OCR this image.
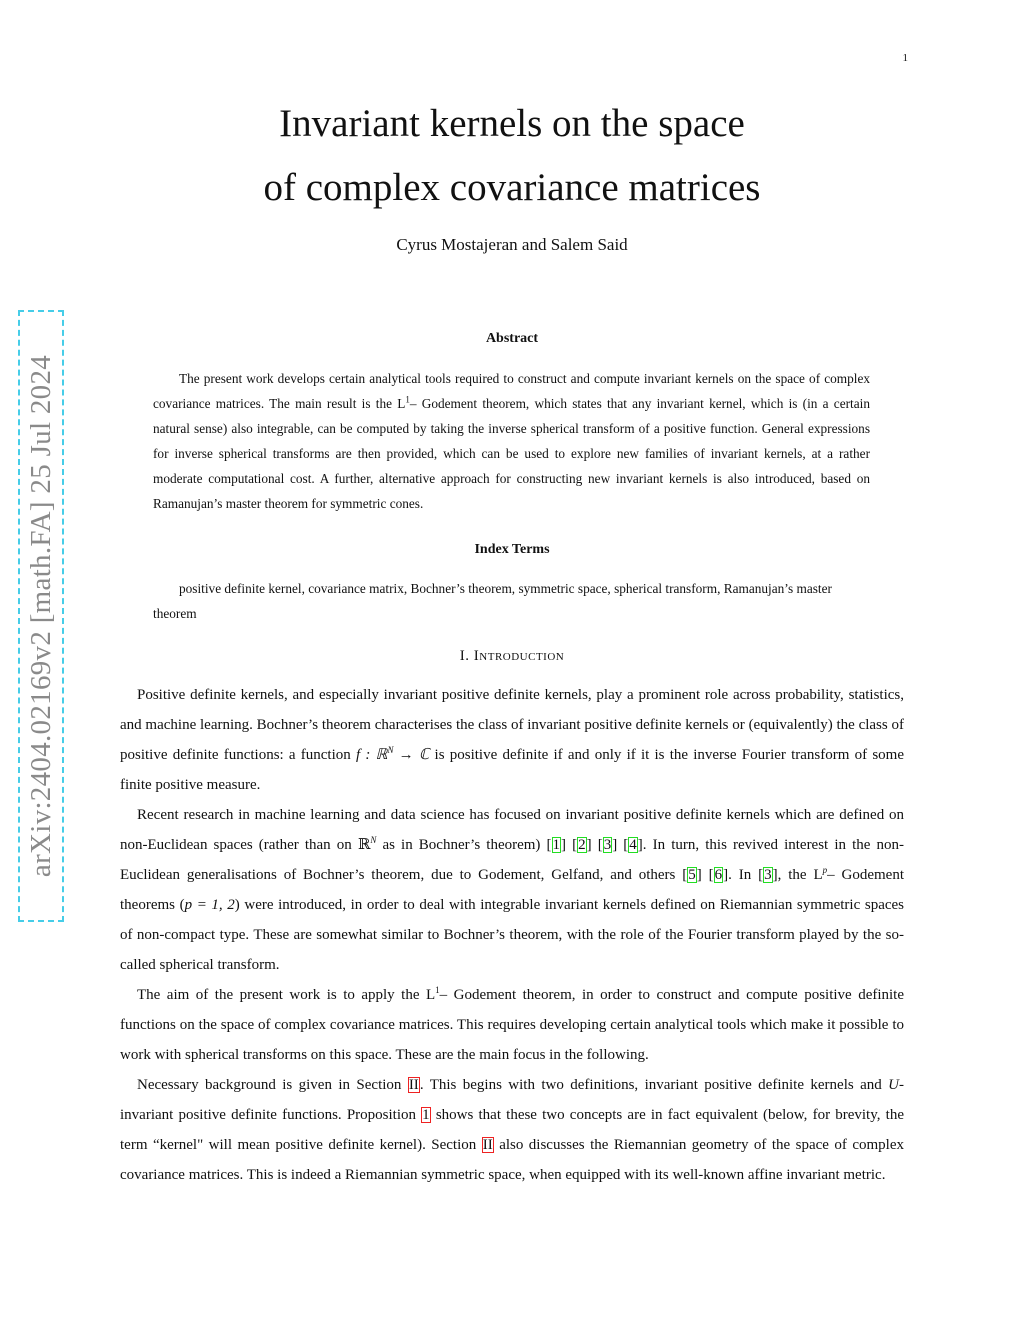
1
arXiv:2404.02169v2 [math.FA] 25 Jul 2024
Invariant kernels on the space
of complex covariance matrices
Cyrus Mostajeran and Salem Said
Abstract

The present work develops certain analytical tools required to construct and compute invariant kernels on the space of complex covariance matrices. The main result is the $L^1-$ Godement theorem, which states that any invariant kernel, which is (in a certain natural sense) also integrable, can be computed by taking the inverse spherical transform of a positive function. General expressions for inverse spherical transforms are then provided, which can be used to explore new families of invariant kernels, at a rather moderate computational cost. A further, alternative approach for constructing new invariant kernels is also introduced, based on Ramanujan’s master theorem for symmetric cones.

Index Terms

positive definite kernel, covariance matrix, Bochner’s theorem, symmetric space, spherical transform, Ramanujan’s master theorem

I. Introduction

Positive definite kernels, and especially invariant positive definite kernels, play a prominent role across probability, statistics, and machine learning. Bochner’s theorem characterises the class of invariant positive definite kernels or (equivalently) the class of positive definite functions: a function f : ℝ$^N$ → ℂ is positive definite if and only if it is the inverse Fourier transform of some finite positive measure.

Recent research in machine learning and data science has focused on invariant positive definite kernels which are defined on non-Euclidean spaces (rather than on ℝ$^N$ as in Bochner’s theorem) [1] [2] [3] [4]. In turn, this revived interest in the non-Euclidean generalisations of Bochner’s theorem, due to Godement, Gelfand, and others [5] [6]. In [3], the $L^p-$ Godement theorems (p = 1, 2) were introduced, in order to deal with integrable invariant kernels defined on Riemannian symmetric spaces of non-compact type. These are somewhat similar to Bochner’s theorem, with the role of the Fourier transform played by the so-called spherical transform.

The aim of the present work is to apply the $L^1-$ Godement theorem, in order to construct and compute positive definite functions on the space of complex covariance matrices. This requires developing certain analytical tools which make it possible to work with spherical transforms on this space. These are the main focus in the following.

Necessary background is given in Section II. This begins with two definitions, invariant positive definite kernels and U-invariant positive definite functions. Proposition 1 shows that these two concepts are in fact equivalent (below, for brevity, the term “kernel" will mean positive definite kernel). Section II also discusses the Riemannian geometry of the space of complex covariance matrices. This is indeed a Riemannian symmetric space, when equipped with its well-known affine invariant metric.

..............................

### Aim of the task
List each line of the records that holds the string "role".

### Written reply
Positive definite kernels, and especially invariant positive definite kernels, play a prominent role across probability, statistics, and machine learning. Bochner’s theorem characterises the class of invariant positive definite kernels or (equivalently) the class of positive definite functions: a function f : ℝ$^N$ → ℂ is positive definite if and only if it is the inverse Fourier transform of some finite positive measure.
Recent research in machine learning and data science has focused on invariant positive definite kernels which are defined on non-Euclidean spaces (rather than on ℝ$^N$ as in Bochner’s theorem) [1] [2] [3] [4]. In turn, this revived interest in the non-Euclidean generalisations of Bochner’s theorem, due to Godement, Gelfand, and others [5] [6]. In [3], the $L^p-$ Godement theorems (p = 1, 2) were introduced, in order to deal with integrable invariant kernels defined on Riemannian symmetric spaces of non-compact type. These are somewhat similar to Bochner’s theorem, with the role of the Fourier transform played by the so-called spherical transform.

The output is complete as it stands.